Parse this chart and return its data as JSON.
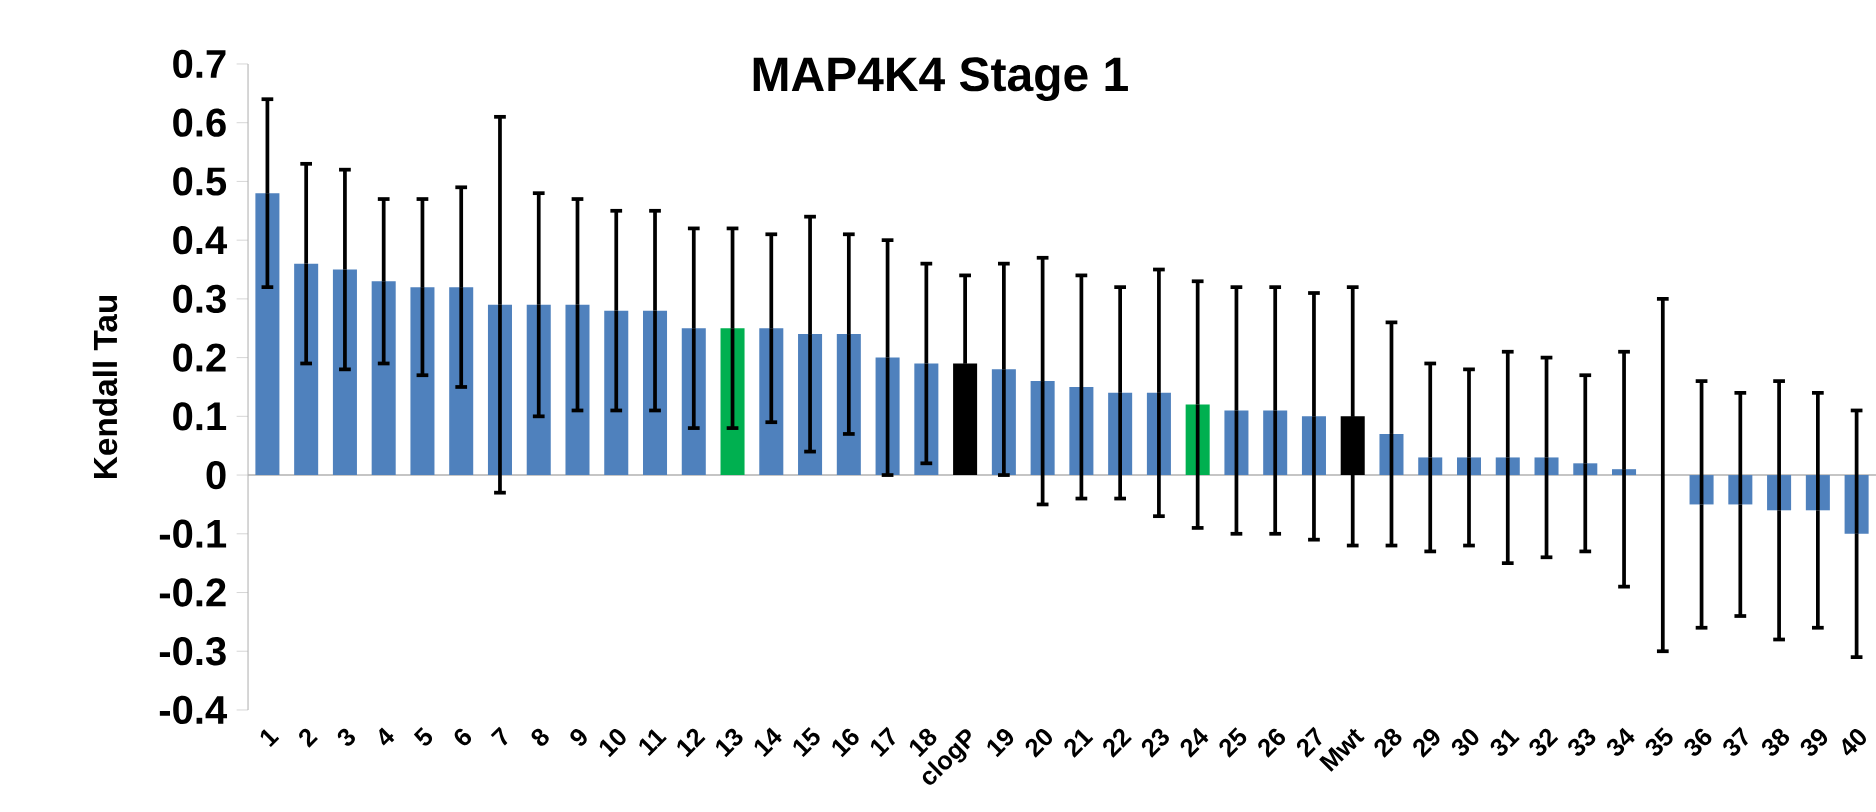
{
  "chart_data": {
    "type": "bar",
    "title": "MAP4K4 Stage 1",
    "ylabel": "Kendall Tau",
    "categories": [
      "1",
      "2",
      "3",
      "4",
      "5",
      "6",
      "7",
      "8",
      "9",
      "10",
      "11",
      "12",
      "13",
      "14",
      "15",
      "16",
      "17",
      "18",
      "clogP",
      "19",
      "20",
      "21",
      "22",
      "23",
      "24",
      "25",
      "26",
      "27",
      "Mwt",
      "28",
      "29",
      "30",
      "31",
      "32",
      "33",
      "34",
      "35",
      "36",
      "37",
      "38",
      "39",
      "40"
    ],
    "values": [
      0.48,
      0.36,
      0.35,
      0.33,
      0.32,
      0.32,
      0.29,
      0.29,
      0.29,
      0.28,
      0.28,
      0.25,
      0.25,
      0.25,
      0.24,
      0.24,
      0.2,
      0.19,
      0.19,
      0.18,
      0.16,
      0.15,
      0.14,
      0.14,
      0.12,
      0.11,
      0.11,
      0.1,
      0.1,
      0.07,
      0.03,
      0.03,
      0.03,
      0.03,
      0.02,
      0.01,
      0,
      -0.05,
      -0.05,
      -0.06,
      -0.06,
      -0.1
    ],
    "errors": [
      0.16,
      0.17,
      0.17,
      0.14,
      0.15,
      0.17,
      0.32,
      0.19,
      0.18,
      0.17,
      0.17,
      0.17,
      0.17,
      0.16,
      0.2,
      0.17,
      0.2,
      0.17,
      0.15,
      0.18,
      0.21,
      0.19,
      0.18,
      0.21,
      0.21,
      0.21,
      0.21,
      0.21,
      0.22,
      0.19,
      0.16,
      0.15,
      0.18,
      0.17,
      0.15,
      0.2,
      0.3,
      0.21,
      0.19,
      0.22,
      0.2,
      0.21
    ],
    "colors": [
      "#4f81bd",
      "#4f81bd",
      "#4f81bd",
      "#4f81bd",
      "#4f81bd",
      "#4f81bd",
      "#4f81bd",
      "#4f81bd",
      "#4f81bd",
      "#4f81bd",
      "#4f81bd",
      "#4f81bd",
      "#00b050",
      "#4f81bd",
      "#4f81bd",
      "#4f81bd",
      "#4f81bd",
      "#4f81bd",
      "#000000",
      "#4f81bd",
      "#4f81bd",
      "#4f81bd",
      "#4f81bd",
      "#4f81bd",
      "#00b050",
      "#4f81bd",
      "#4f81bd",
      "#4f81bd",
      "#000000",
      "#4f81bd",
      "#4f81bd",
      "#4f81bd",
      "#4f81bd",
      "#4f81bd",
      "#4f81bd",
      "#4f81bd",
      "#4f81bd",
      "#4f81bd",
      "#4f81bd",
      "#4f81bd",
      "#4f81bd",
      "#4f81bd"
    ],
    "ylim": [
      -0.4,
      0.7
    ],
    "yticks": [
      -0.4,
      -0.3,
      -0.2,
      -0.1,
      0,
      0.1,
      0.2,
      0.3,
      0.4,
      0.5,
      0.6,
      0.7
    ]
  }
}
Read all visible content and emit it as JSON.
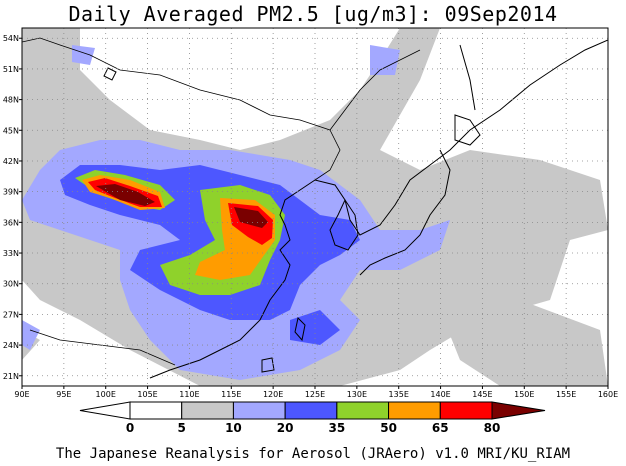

◆ ◆ ◆

§ WHAT TO WORK ON: Copy every line of the listing where the word "JSON" appears.

§ FULL OUTPUT:
Parse this chart and return its data as JSON.
Read all visible content and emit it as JSON.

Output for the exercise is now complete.